**AUSGEWÄHLTER AUSZUG:**
+---+

# Frage zum nachtangeln am julianakanal



## daviboy (18. Januar 2012)

hallo wollt mal fragen ob einer von euch weiss ob das nachtangeln am julianakanal das ganze jahr erlaubt is hab schon gesucht einer sagt ja der andere nein was ist den jetzt richtig und im heft steht nichts zum nachtangeln julianakanal+ berghafen born
gruss david


----------



## JimmyEight (19. Januar 2012)

*AW: rage zum nachtangeln am julianakanal*

Der Punkt ist neben dem Komma. Das Komma liegt östlich vom M.

Gib dir Mühe beim Fragen stellen, dann wird auch gerne geholfen.


----------



## daviboy (19. Januar 2012)

*AW: rage zum nachtangeln am julianakanal*

Was hat Rechtschreibung mit meiner frage zutuen ??? Was ich wissen möchte versteht jeder denke ich !!


----------



## giorgio2111 (19. Januar 2012)

+---+

(Layout-Annotationsdaten)
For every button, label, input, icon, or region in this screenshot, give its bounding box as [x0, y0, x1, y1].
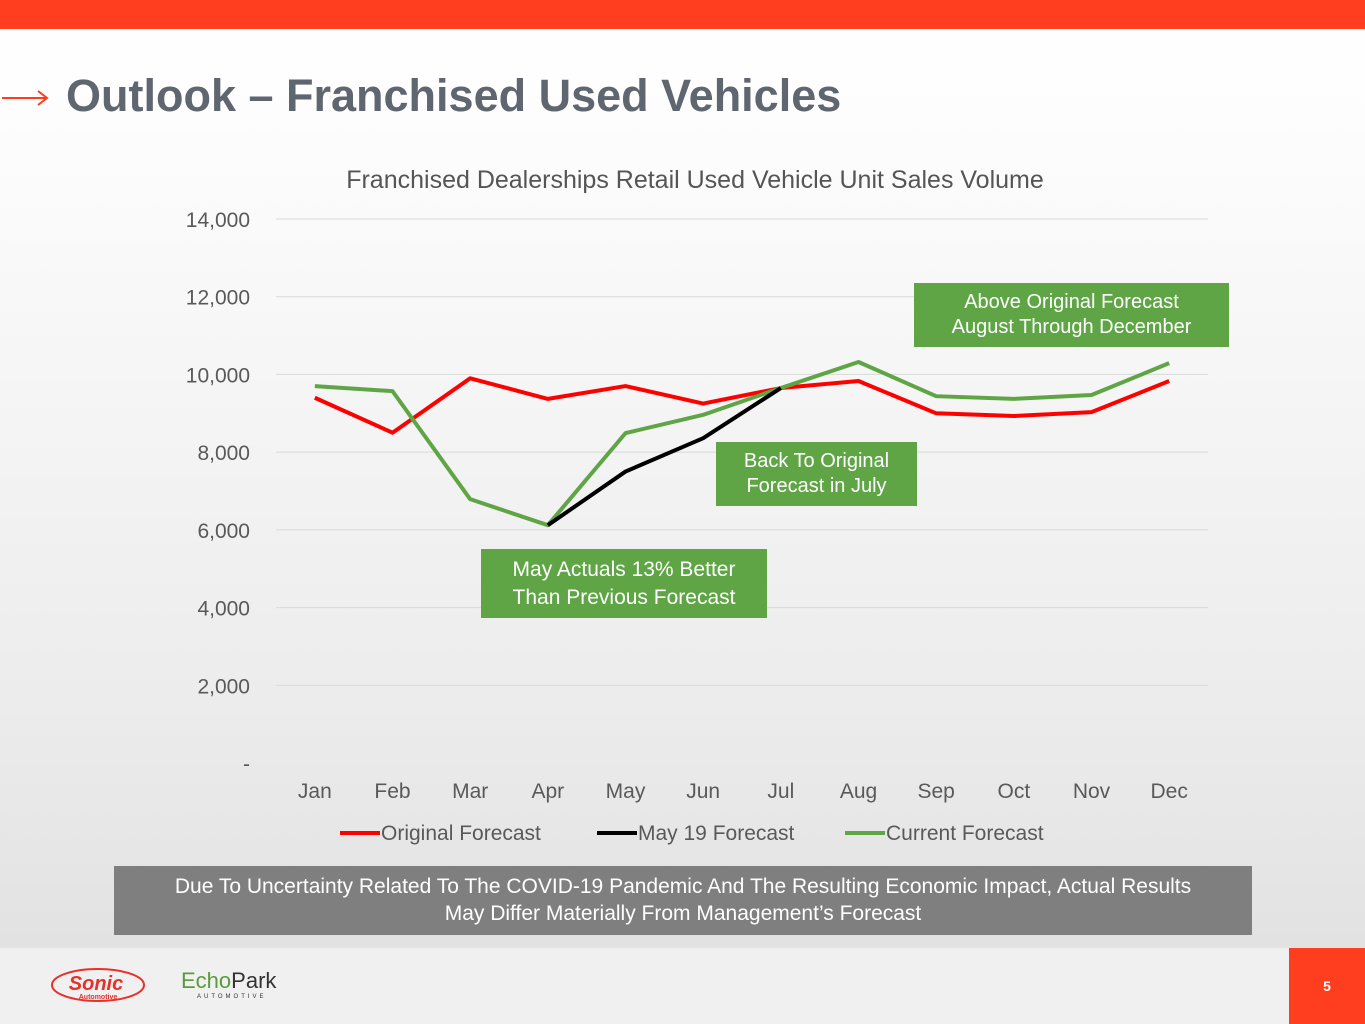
disclaimer-line: Due To Uncertainty Related To The COVID-…	[174, 875, 1192, 898]
x-tick-label: Dec	[1150, 780, 1187, 803]
y-tick-label: 12,000	[186, 287, 250, 310]
y-tick-label: 14,000	[186, 209, 250, 232]
y-tick-label: 2,000	[197, 675, 250, 698]
x-tick-label: May	[606, 780, 646, 803]
x-tick-label: Mar	[452, 780, 488, 803]
x-tick-label: Oct	[997, 780, 1030, 803]
logo-text: Sonic	[69, 973, 123, 995]
annotation-may-actuals: May Actuals 13% Better Than Previous Fore…	[481, 549, 767, 618]
chart-title: Franchised Dealerships Retail Used Vehic…	[346, 166, 1044, 194]
annotation-text: Forecast in July	[746, 475, 887, 497]
top-accent-bar	[0, 0, 1365, 29]
page-title: Outlook – Franchised Used Vehicles	[66, 70, 842, 121]
annotation-text: Above Original Forecast	[964, 291, 1179, 313]
x-tick-label: Jul	[767, 780, 794, 803]
line-chart: - 2,000 4,000 6,000 8,000 10,000 12,000 14,000 J…	[186, 209, 1208, 845]
series-line-original-forecast	[314, 376, 1170, 435]
annotation-text: Back To Original	[743, 450, 890, 472]
y-tick-label: -	[243, 753, 250, 776]
annotation-text: August Through December	[951, 316, 1192, 338]
x-tick-label: Aug	[840, 780, 877, 803]
x-tick-label: Jan	[298, 780, 332, 803]
annotation-text: Than Previous Forecast	[512, 585, 736, 609]
logo-subtext: Automotive	[79, 994, 118, 1001]
legend-label: Current Forecast	[886, 822, 1044, 845]
x-tick-label: Nov	[1073, 780, 1111, 803]
x-tick-label: Apr	[531, 780, 564, 803]
footer	[0, 948, 1365, 1024]
echopark-subtext: AUTOMOTIVE	[197, 994, 267, 1000]
annotation-back-to-original: Back To Original Forecast in July	[716, 442, 917, 506]
logo-text: Echo	[181, 968, 232, 993]
disclaimer-banner: Due To Uncertainty Related To The COVID-…	[114, 866, 1252, 935]
disclaimer-line: May Differ Materially From Management’s …	[444, 902, 922, 925]
y-tick-label: 6,000	[197, 520, 250, 543]
y-tick-label: 10,000	[186, 364, 250, 387]
x-tick-label: Sep	[917, 780, 954, 803]
legend-label: Original Forecast	[381, 822, 541, 845]
echopark-logo: EchoPark	[181, 968, 276, 994]
arrow-icon	[2, 90, 49, 106]
y-tick-label: 8,000	[197, 442, 250, 465]
legend-label: May 19 Forecast	[638, 822, 795, 845]
x-tick-label: Feb	[374, 780, 410, 803]
y-tick-label: 4,000	[197, 598, 250, 621]
x-tick-label: Jun	[686, 780, 720, 803]
sonic-automotive-logo: Sonic Automotive	[51, 968, 145, 1002]
series-line-may-19-forecast	[546, 386, 782, 527]
series-line-current-forecast	[314, 359, 1170, 528]
page-number: 5	[1289, 948, 1365, 1024]
logo-text: Park	[231, 968, 277, 993]
annotation-above-forecast: Above Original Forecast August Through De…	[914, 283, 1229, 347]
annotation-text: May Actuals 13% Better	[512, 557, 736, 581]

+---+

**ZIEL DER AUFGABE:** Setze den Forumsthread zum Nachtangeln am Julianakanal im Anschluss an seine letzte gezeigte Zeile fort.

**ENDERGEBNIS:**
*AW: rage zum nachtangeln am julianakanal*

Hallo daviboy,

schau mal hier nach: http://www.angeln-in-den-niederlanden.de/gesetze.htm#Nachtangeln

In der Ausnahme 1. steht, dass das Nachtangeln u.a. an der Maas, und an anderen fließenden Gewässern, die mit ihnen in offener Verbindung stehen und Wasser von ihnen abführen, erlaubt ist. Da der Julianakanal mit der Maas in offener Verbindung steht und von ihr Wasser abführt, darf man laut Definition auch am Julianakanal das ganze Jahr über nachts angeln. Angaben selbstverständlich ohne Garantie. Wenn Du ganz auf Numemr sicher gehen willst, musst Du wohl oder übel direkt beim Limburgischen Sportfischereiverband nachfragen: http://www.sportvisserijlimburg.nl/limburg/contact/

Gruß
Guido


----------



## daviboy (19. Januar 2012)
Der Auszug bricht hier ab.